## SHORT TASK
Write out the listing below exactly, and omit any images you find in it.

## STORED ROWS
********

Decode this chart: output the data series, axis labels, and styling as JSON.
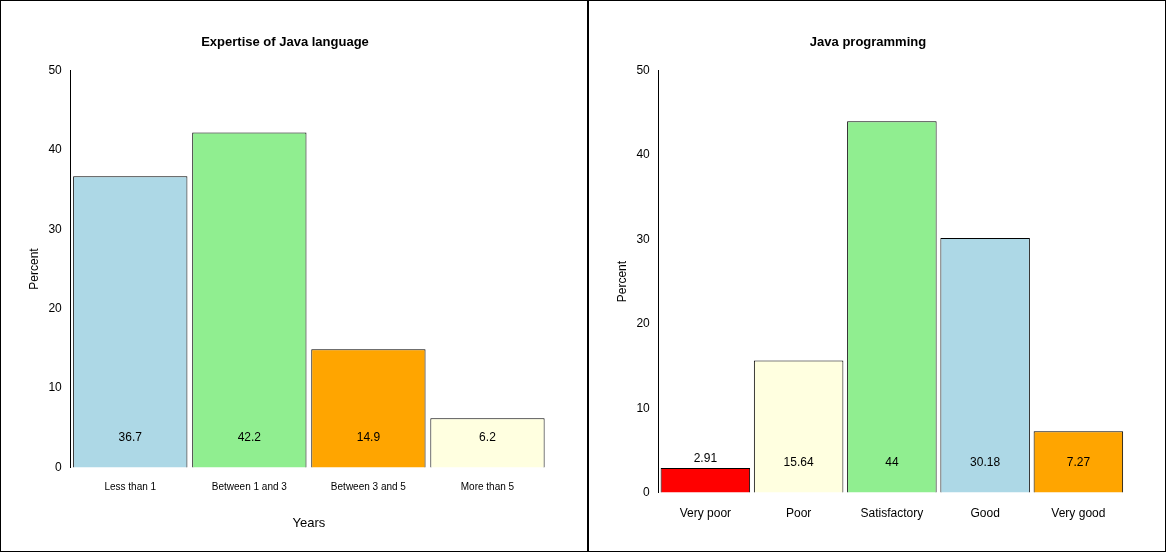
{
  "chart_data": [
    {
      "type": "bar",
      "title": "Expertise of Java language",
      "xlabel": "Years",
      "ylabel": "Percent",
      "categories": [
        "Less than 1",
        "Between 1 and 3",
        "Between 3 and 5",
        "More than 5"
      ],
      "values": [
        36.7,
        42.2,
        14.9,
        6.2
      ],
      "colors": [
        "#add8e6",
        "#90ee90",
        "#ffa500",
        "#ffffe0"
      ],
      "ylim": [
        0,
        50
      ],
      "yticks": [
        0,
        10,
        20,
        30,
        40,
        50
      ],
      "grid": false,
      "legend": false,
      "data_labels": true
    },
    {
      "type": "bar",
      "title": "Java programming",
      "ylabel": "Percent",
      "categories": [
        "Very poor",
        "Poor",
        "Satisfactory",
        "Good",
        "Very good"
      ],
      "values": [
        2.91,
        15.64,
        44,
        30.18,
        7.27
      ],
      "colors": [
        "#ff0000",
        "#ffffe0",
        "#90ee90",
        "#add8e6",
        "#ffa500"
      ],
      "ylim": [
        0,
        50
      ],
      "yticks": [
        0,
        10,
        20,
        30,
        40,
        50
      ],
      "grid": false,
      "legend": false,
      "data_labels": true
    }
  ]
}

********

## COMPLETED TASK
Decode this chart: output the data series, axis labels, and styling as JSON.
{
  "chart_data": [
    {
      "type": "bar",
      "title": "Expertise of Java language",
      "xlabel": "Years",
      "ylabel": "Percent",
      "categories": [
        "Less than 1",
        "Between 1 and 3",
        "Between 3 and 5",
        "More than 5"
      ],
      "values": [
        36.7,
        42.2,
        14.9,
        6.2
      ],
      "colors": [
        "#add8e6",
        "#90ee90",
        "#ffa500",
        "#ffffe0"
      ],
      "ylim": [
        0,
        50
      ],
      "yticks": [
        0,
        10,
        20,
        30,
        40,
        50
      ],
      "grid": false,
      "legend": false,
      "data_labels": true
    },
    {
      "type": "bar",
      "title": "Java programming",
      "ylabel": "Percent",
      "categories": [
        "Very poor",
        "Poor",
        "Satisfactory",
        "Good",
        "Very good"
      ],
      "values": [
        2.91,
        15.64,
        44,
        30.18,
        7.27
      ],
      "colors": [
        "#ff0000",
        "#ffffe0",
        "#90ee90",
        "#add8e6",
        "#ffa500"
      ],
      "ylim": [
        0,
        50
      ],
      "yticks": [
        0,
        10,
        20,
        30,
        40,
        50
      ],
      "grid": false,
      "legend": false,
      "data_labels": true
    }
  ]
}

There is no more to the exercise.